§ **Directions for this task**: Every line from the one that holds "Read out every word on this page." through the final line should be returned exactly. Omit the pictures.

§ **Material shown**:

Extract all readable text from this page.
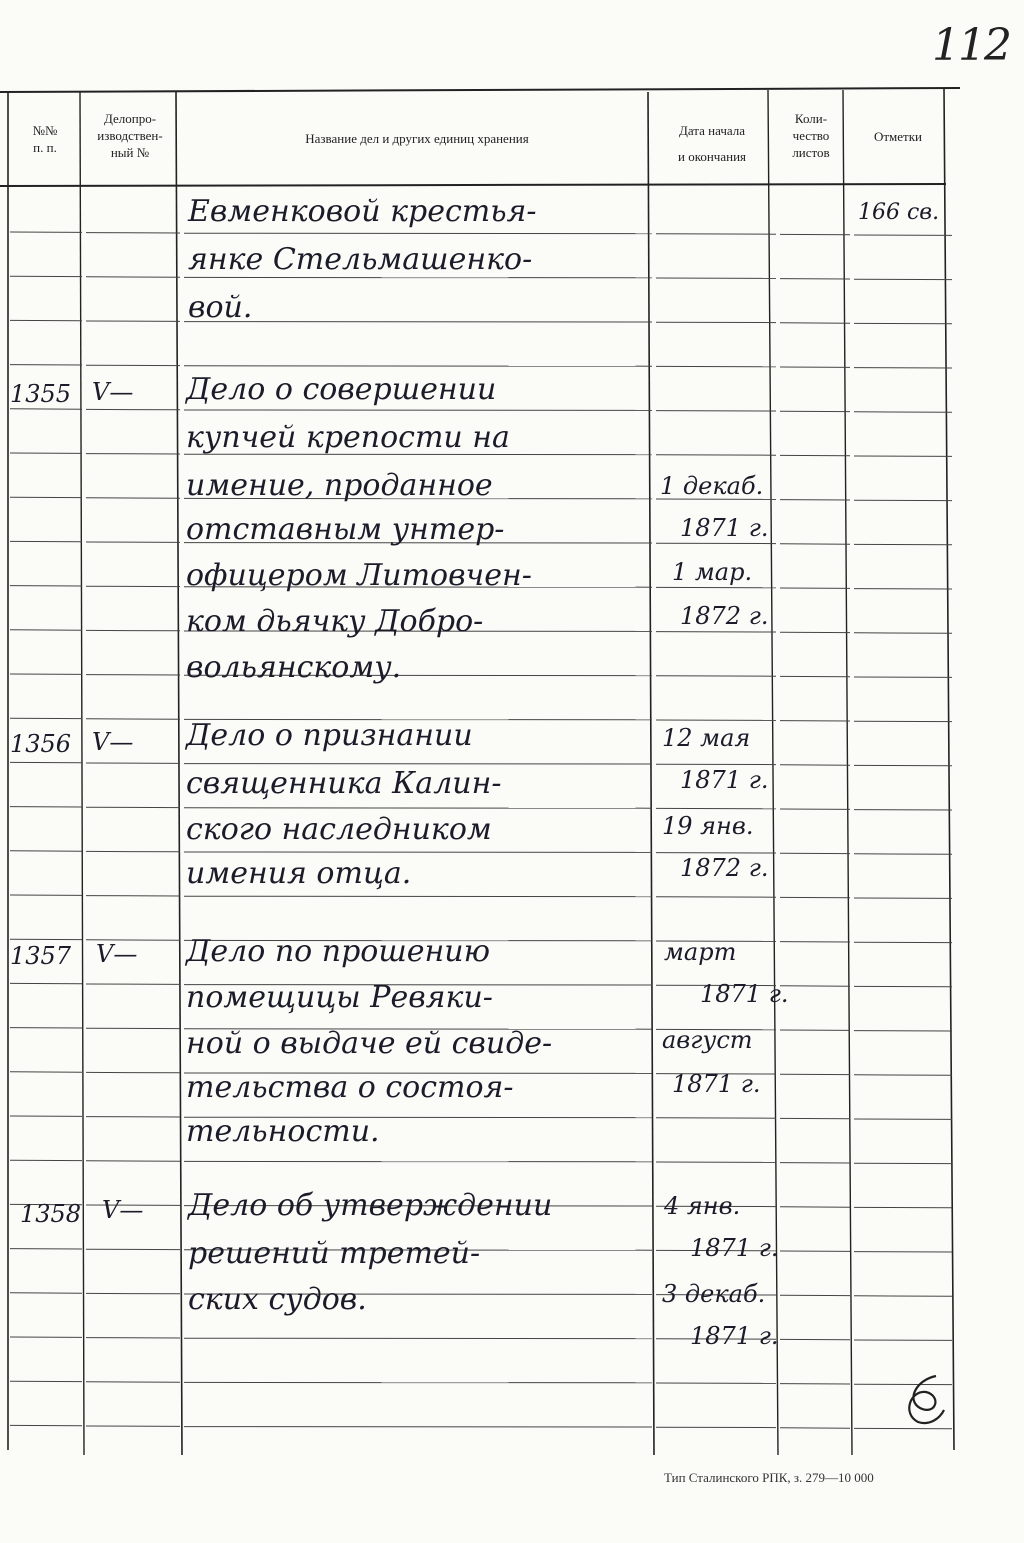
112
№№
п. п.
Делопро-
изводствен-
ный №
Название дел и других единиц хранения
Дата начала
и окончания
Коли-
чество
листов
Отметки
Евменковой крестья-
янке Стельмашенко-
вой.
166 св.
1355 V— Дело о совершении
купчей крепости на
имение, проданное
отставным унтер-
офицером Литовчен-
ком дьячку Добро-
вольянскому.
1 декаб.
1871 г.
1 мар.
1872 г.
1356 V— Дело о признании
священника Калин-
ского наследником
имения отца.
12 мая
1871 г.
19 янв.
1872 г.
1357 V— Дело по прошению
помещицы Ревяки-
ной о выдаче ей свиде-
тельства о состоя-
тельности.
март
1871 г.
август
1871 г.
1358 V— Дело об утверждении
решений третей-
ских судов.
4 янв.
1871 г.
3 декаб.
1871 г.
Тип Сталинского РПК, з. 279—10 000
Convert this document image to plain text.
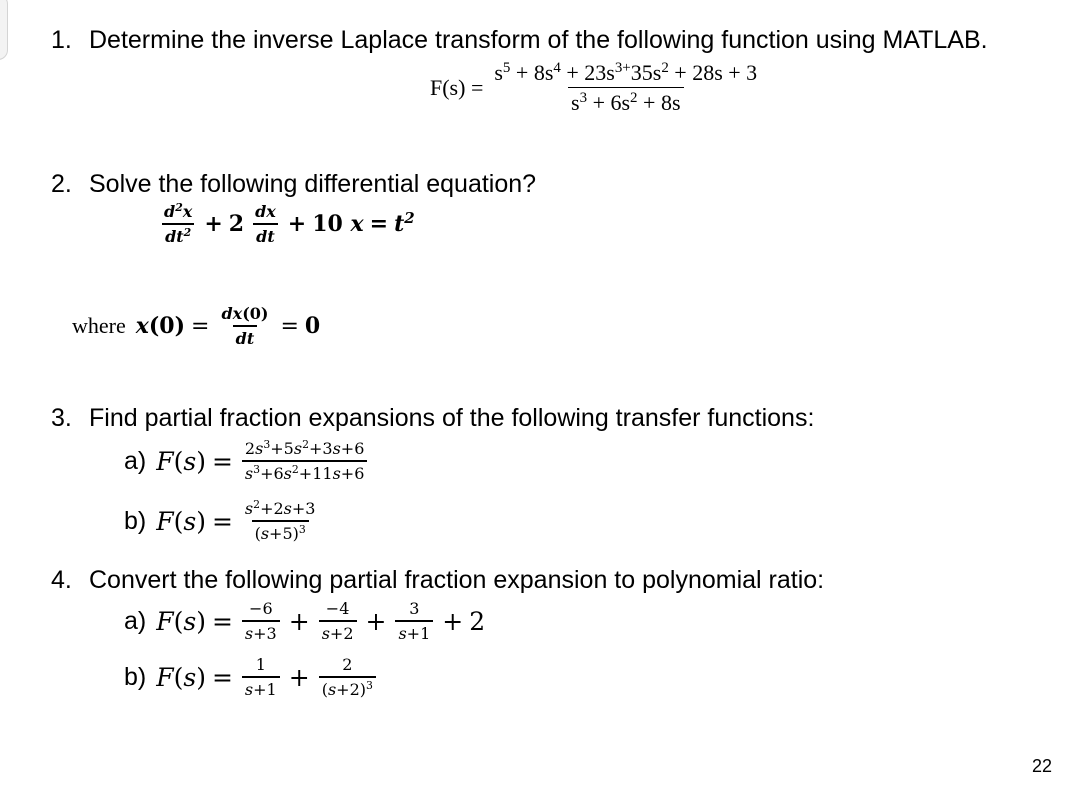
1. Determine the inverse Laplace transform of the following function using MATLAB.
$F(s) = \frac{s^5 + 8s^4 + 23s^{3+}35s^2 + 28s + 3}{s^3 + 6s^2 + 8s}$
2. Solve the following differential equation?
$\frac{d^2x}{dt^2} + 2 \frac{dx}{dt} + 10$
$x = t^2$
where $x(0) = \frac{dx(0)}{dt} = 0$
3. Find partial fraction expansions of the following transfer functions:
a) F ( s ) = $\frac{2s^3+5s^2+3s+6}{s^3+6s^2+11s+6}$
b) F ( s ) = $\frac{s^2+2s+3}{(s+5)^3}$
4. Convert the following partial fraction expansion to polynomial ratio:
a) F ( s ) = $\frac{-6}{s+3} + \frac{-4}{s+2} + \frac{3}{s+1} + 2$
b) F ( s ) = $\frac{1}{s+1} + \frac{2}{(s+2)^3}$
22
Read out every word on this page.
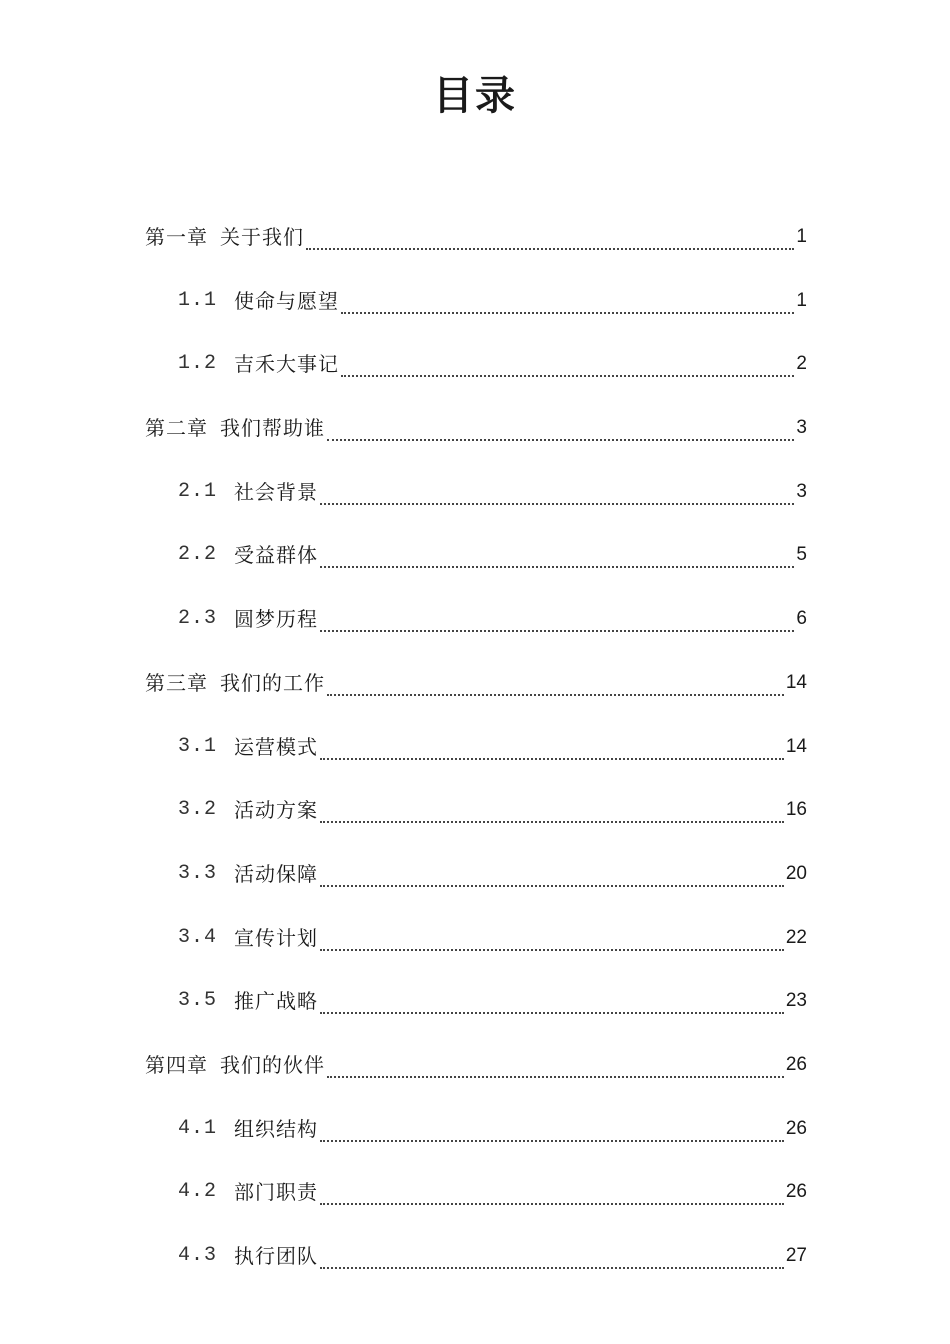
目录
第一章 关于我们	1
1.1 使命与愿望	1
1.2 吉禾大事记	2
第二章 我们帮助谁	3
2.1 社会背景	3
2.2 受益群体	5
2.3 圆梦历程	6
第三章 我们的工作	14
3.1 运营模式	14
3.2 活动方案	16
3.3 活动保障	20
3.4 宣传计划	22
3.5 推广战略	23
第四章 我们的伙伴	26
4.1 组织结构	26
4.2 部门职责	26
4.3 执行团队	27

§ **Task output**:
Read out every word on this page.
目录
第一章 关于我们	1
1.1 使命与愿望	1
1.2 吉禾大事记	2
第二章 我们帮助谁	3
2.1 社会背景	3
2.2 受益群体	5
2.3 圆梦历程	6
第三章 我们的工作	14
3.1 运营模式	14
3.2 活动方案	16
3.3 活动保障	20
3.4 宣传计划	22
3.5 推广战略	23
第四章 我们的伙伴	26
4.1 组织结构	26
4.2 部门职责	26
4.3 执行团队	27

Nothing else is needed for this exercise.